Exercise directions: Copy every line of the data that includes the string "text".

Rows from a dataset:
==*==

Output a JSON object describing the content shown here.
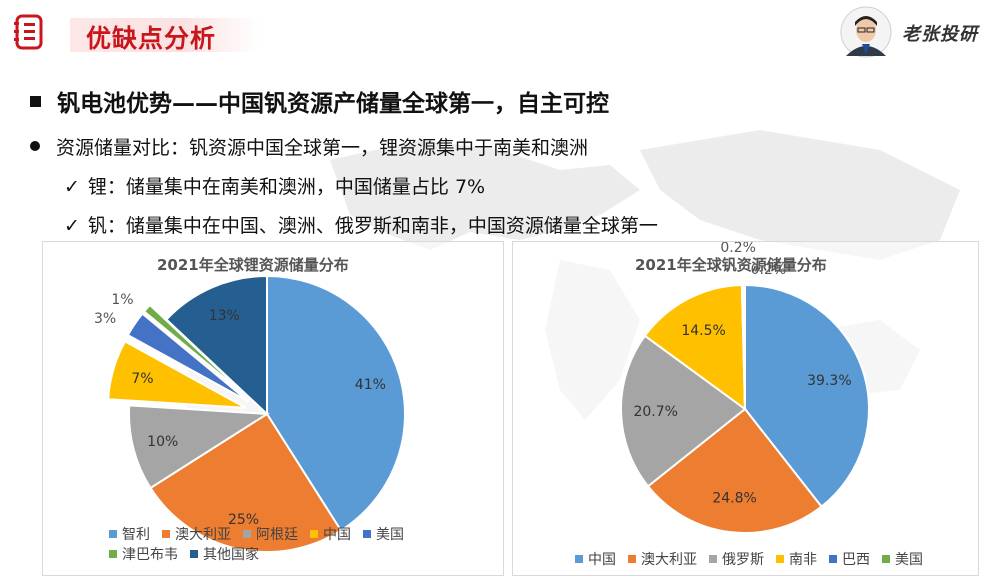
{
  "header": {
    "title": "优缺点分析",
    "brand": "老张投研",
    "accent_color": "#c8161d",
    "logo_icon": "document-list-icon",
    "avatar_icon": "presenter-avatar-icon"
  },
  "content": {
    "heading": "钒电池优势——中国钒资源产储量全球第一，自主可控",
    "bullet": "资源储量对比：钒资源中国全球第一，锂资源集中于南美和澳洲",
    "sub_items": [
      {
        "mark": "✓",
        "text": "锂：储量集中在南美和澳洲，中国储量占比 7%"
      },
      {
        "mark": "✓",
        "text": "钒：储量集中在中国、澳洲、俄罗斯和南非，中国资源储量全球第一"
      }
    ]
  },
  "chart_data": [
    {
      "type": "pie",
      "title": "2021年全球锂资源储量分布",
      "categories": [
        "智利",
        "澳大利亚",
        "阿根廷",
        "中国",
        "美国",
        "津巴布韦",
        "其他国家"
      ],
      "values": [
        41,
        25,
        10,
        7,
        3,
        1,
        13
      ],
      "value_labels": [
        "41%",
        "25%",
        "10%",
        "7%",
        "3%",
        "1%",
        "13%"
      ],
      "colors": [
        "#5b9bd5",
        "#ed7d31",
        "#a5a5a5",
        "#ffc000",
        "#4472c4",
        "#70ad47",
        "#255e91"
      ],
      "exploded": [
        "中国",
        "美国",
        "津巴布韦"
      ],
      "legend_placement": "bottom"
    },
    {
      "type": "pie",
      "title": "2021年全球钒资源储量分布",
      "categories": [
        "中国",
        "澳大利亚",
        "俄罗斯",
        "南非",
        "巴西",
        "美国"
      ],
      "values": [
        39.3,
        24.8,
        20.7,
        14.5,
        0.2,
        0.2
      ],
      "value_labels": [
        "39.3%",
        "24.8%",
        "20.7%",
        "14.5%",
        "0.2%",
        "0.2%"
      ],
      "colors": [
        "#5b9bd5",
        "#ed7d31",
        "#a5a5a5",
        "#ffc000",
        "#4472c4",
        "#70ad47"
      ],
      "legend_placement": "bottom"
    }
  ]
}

==*==

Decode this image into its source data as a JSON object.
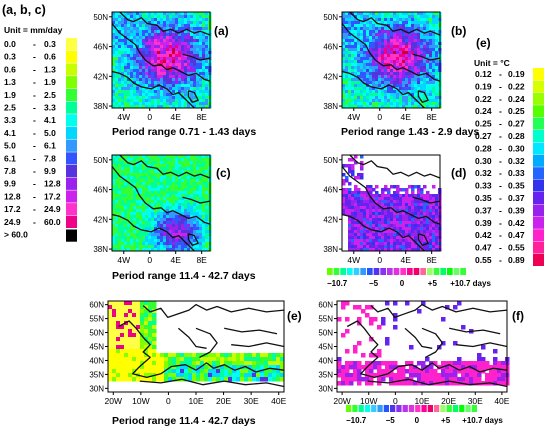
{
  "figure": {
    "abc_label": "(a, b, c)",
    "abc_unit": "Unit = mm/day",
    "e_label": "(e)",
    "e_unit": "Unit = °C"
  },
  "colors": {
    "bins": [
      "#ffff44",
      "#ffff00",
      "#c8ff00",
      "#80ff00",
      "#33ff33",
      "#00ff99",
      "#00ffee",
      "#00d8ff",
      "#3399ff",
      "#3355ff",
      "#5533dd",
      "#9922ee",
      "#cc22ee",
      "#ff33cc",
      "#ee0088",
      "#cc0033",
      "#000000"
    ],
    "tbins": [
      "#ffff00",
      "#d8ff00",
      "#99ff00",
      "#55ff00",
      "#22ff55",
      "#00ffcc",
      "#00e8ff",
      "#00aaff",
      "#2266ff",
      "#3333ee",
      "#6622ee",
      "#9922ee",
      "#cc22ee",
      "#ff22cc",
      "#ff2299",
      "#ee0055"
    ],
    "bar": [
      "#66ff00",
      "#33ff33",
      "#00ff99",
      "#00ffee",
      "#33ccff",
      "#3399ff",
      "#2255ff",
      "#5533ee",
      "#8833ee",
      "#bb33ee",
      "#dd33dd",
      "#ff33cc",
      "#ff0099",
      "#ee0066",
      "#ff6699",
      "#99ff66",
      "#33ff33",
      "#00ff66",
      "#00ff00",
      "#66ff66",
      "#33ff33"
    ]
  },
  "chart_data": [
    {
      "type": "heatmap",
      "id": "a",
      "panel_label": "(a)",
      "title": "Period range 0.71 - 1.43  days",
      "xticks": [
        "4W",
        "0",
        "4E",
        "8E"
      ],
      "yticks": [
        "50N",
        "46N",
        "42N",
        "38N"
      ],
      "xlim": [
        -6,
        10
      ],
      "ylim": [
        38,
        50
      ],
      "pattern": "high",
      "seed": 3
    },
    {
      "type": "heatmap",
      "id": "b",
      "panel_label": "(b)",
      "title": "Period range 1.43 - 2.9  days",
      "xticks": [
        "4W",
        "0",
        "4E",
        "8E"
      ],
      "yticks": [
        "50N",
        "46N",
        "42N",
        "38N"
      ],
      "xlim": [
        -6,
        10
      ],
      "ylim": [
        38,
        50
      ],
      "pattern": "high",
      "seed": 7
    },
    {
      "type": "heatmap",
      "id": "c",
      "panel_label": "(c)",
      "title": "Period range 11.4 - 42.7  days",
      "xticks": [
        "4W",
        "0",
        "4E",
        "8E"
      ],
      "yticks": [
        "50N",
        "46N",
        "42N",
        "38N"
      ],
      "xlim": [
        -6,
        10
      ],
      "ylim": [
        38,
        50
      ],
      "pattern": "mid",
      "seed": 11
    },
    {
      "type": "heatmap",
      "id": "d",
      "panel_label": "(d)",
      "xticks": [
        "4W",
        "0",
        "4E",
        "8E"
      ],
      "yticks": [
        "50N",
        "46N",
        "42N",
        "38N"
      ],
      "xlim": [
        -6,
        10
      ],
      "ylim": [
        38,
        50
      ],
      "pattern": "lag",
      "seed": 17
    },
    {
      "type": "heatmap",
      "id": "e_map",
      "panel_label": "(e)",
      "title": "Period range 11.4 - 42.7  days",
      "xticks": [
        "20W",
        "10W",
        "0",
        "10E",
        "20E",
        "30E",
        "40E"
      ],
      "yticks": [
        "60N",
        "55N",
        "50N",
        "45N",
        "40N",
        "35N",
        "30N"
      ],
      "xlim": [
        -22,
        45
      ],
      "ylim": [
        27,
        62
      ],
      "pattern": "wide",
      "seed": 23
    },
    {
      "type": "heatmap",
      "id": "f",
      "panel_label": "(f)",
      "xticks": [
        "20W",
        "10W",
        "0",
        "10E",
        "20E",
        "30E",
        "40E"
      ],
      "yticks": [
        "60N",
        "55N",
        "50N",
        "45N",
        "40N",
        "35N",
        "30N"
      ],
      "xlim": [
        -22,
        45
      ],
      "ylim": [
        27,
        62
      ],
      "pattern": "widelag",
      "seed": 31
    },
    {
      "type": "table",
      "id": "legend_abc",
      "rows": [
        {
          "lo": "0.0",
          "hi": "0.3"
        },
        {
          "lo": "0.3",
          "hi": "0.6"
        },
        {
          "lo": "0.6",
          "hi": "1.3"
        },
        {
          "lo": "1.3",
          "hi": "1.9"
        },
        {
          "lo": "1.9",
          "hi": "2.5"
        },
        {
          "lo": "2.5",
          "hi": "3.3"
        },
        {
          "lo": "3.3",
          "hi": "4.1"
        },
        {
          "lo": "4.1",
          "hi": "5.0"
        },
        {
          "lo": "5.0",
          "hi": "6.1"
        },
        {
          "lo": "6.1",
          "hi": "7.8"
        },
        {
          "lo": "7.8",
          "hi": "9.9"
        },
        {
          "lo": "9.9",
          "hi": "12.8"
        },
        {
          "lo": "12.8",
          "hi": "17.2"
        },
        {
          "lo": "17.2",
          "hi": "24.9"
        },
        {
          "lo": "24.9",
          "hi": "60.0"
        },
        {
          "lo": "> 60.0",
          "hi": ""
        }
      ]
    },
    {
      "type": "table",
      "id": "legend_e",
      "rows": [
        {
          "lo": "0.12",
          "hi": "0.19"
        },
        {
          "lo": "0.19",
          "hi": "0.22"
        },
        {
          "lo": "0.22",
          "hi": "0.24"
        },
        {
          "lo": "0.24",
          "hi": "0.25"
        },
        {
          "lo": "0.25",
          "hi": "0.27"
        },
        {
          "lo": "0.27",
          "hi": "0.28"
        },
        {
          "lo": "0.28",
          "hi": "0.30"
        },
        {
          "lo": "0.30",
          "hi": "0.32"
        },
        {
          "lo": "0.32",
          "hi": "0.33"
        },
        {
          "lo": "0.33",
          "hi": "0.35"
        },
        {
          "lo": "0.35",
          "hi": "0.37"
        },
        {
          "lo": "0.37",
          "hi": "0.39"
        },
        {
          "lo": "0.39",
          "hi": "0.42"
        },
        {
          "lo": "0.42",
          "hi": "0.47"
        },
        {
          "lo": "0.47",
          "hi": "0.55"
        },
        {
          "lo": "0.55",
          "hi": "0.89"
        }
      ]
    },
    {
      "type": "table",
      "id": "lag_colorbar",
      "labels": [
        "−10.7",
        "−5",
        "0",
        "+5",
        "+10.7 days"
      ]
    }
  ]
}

==*==

Response to this task:
        "text": "锂：储量集中在南美和澳洲，中国储量占比 7%"
        "text": "钒：储量集中在中国、澳洲、俄罗斯和南非，中国资源储量全球第一"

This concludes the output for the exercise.